DIRECTIVES |
a. In the excerpt on poverty, housing and immigration, what background did Mackenzie King come from when he entered public life?
b. List every political party and politician named in the excerpt on poverty, housing and immigration.
c. Pick up the excerpt on poverty, housing and immigration where it stops, and keep writing.

EXCERPT |
+-------+
To say someone wanting a job and a place to live is automatically a racist is insane. But do we passionately ask why we close the door to freedom and opportunity to so many who are already here? Some do, but for most, the inhumane and un-Christian association between poverty and immorality is an easy fall-back. Those people had their chance and blew it. But did they really?

To claim racism is behind any question about the emergency state of inadequate housing supply and the decades long erosion of working conditions which absolutely has been exacerbated by mass illegal immigration is a nice way to manipulate the passionate and comfortable into saying “the poor are rude, should have no rights, and be silenced.” Call that left if you want, but I call you a liar, flat out.

Anti-worker anti poor and anti social progress, in fact. The Democrats (and their Canadian equivalent centrist Liberals) didn’t used to have this gross and growing blind spot. One of our greatest prime ministers, Mackenzie King, entered public life from a background in social work, with the belief that labour and business both had crucial and valid interests, and government ought to work toward helping them compromise in a way which created good conditions for both to thrive. FDR had a similar balance in mind – though he is an extra amusing figure in any political conversation because he is simultaneously a great hero of leftist progressives and the world-oppressive banking industry!
+-------+
RECORDS |
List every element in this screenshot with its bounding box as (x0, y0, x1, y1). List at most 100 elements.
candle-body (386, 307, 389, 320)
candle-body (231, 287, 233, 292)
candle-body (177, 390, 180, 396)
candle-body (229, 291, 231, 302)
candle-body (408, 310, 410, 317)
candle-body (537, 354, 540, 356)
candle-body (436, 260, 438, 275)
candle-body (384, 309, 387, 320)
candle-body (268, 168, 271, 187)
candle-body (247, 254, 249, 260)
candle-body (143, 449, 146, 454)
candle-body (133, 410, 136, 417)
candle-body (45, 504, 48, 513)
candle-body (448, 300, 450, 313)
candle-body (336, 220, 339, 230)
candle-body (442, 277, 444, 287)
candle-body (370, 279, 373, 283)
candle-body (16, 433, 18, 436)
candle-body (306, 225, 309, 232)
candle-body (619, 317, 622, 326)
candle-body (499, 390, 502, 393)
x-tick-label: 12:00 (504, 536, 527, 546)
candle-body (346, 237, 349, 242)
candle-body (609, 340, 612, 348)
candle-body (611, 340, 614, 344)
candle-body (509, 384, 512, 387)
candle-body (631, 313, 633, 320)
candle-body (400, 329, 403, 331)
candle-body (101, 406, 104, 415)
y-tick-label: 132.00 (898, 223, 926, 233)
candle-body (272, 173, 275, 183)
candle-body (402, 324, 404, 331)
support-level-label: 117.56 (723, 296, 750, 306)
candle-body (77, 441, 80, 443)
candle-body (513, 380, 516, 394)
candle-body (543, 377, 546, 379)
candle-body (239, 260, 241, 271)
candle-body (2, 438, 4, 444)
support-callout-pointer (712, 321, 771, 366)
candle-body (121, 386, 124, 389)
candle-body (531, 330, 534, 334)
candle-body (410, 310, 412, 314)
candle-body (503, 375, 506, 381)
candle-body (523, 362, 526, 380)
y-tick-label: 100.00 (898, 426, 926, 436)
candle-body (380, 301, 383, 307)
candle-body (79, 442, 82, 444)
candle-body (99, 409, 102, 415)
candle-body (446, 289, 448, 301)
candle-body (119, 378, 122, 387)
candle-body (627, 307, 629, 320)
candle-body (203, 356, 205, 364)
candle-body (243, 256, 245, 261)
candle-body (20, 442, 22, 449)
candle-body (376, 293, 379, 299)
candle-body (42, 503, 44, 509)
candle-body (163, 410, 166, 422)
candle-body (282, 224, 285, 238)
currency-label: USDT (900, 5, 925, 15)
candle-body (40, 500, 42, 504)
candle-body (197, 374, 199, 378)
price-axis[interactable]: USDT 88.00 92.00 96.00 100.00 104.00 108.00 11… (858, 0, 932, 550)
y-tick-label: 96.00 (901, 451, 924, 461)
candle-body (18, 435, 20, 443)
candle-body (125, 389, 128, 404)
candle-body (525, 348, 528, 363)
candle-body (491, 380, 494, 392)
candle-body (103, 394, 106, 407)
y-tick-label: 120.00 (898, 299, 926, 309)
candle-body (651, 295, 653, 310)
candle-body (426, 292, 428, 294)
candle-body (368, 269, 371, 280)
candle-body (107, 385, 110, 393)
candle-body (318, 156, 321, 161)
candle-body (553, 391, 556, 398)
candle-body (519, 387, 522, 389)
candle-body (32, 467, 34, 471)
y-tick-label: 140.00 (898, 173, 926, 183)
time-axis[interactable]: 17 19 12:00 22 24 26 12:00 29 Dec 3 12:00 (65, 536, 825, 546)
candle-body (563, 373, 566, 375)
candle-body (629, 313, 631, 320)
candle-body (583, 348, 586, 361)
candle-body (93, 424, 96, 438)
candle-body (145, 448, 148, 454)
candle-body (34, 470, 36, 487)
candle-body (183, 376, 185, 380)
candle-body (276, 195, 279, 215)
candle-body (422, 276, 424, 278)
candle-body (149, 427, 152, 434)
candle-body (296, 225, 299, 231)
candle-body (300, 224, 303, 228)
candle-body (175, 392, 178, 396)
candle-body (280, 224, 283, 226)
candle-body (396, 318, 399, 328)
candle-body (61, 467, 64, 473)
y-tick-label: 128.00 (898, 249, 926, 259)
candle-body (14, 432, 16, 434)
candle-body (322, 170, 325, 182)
+-------+
RESULTS |
a. Social work.

b. The Democrats, the Liberals (Canada's centrist party), Mackenzie King, FDR

c.
What happened to the ANC in South Africa? What happened to the Congress party in India? They were so completely convinced that their brand was uniquely righteous that they slid further and further into incompetence and corruption, and covered up their errors shamelessly again and again, because of that impenetrable (though increasingly false) moral certainty. They came to feel they didn’t need to DO good, just BE (Sort of like Napoleon’s demented “I am France!”). The once mighty Liberal party has done multiple hilariously OTT cycles of this in Canada over the last few decades also (grist for another post). The deflation of ‘good-guy acts’ seems to be global. I can’t help feeling Brexit owes a lot to the same sort of falsity and smugness on the part of the EU (smugness to which NONE are entitled, after the fraud and following decimation wrought upon the Greek economy, mostly by grotesquely irresponsible and vicious German bankers).

The weird thing is – as ridiculous as the right wing blowhards keep looking to the left, leftwing blowhards keep seeming just as ridiculous to the right. Not even trying to be serious, are they?
As out of touch as the international bankers and corporate titans so clearly are (and each conference seems to take them even further up each other’s rectums), there is now no less of a disconnect in the culture of NGOs, mighty academe, or even in the almost anarchistic field of the arts, where we once expected things like freedom, truth, passion and inspiration could not ever again be stifled.

The common mode of address itself says a lot. Complaint, expletive, raise a fist, or a gun – a chant, or a molotov. Smashy/Hate-y. Not what we’re here for, folks (pick a code, I’ll argue that on your terms).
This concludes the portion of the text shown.